--- start Information given ---

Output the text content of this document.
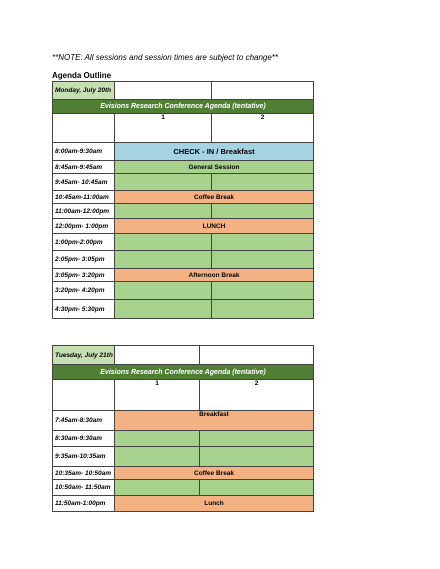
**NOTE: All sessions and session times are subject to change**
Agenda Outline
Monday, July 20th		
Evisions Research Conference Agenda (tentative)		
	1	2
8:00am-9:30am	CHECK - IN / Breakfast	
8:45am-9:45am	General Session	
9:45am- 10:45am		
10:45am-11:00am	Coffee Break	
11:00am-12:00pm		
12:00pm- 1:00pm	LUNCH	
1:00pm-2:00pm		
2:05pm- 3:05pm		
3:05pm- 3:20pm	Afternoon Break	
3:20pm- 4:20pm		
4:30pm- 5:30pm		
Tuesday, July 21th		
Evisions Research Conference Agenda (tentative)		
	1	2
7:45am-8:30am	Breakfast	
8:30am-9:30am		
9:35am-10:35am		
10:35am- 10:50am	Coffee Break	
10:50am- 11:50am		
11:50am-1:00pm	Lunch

--- end Information given ---

## Your instructions
List each line of the entries that holds the string "Coffee".

## Response to the exercise
10:45am-11:00am	Coffee Break	
10:35am- 10:50am	Coffee Break	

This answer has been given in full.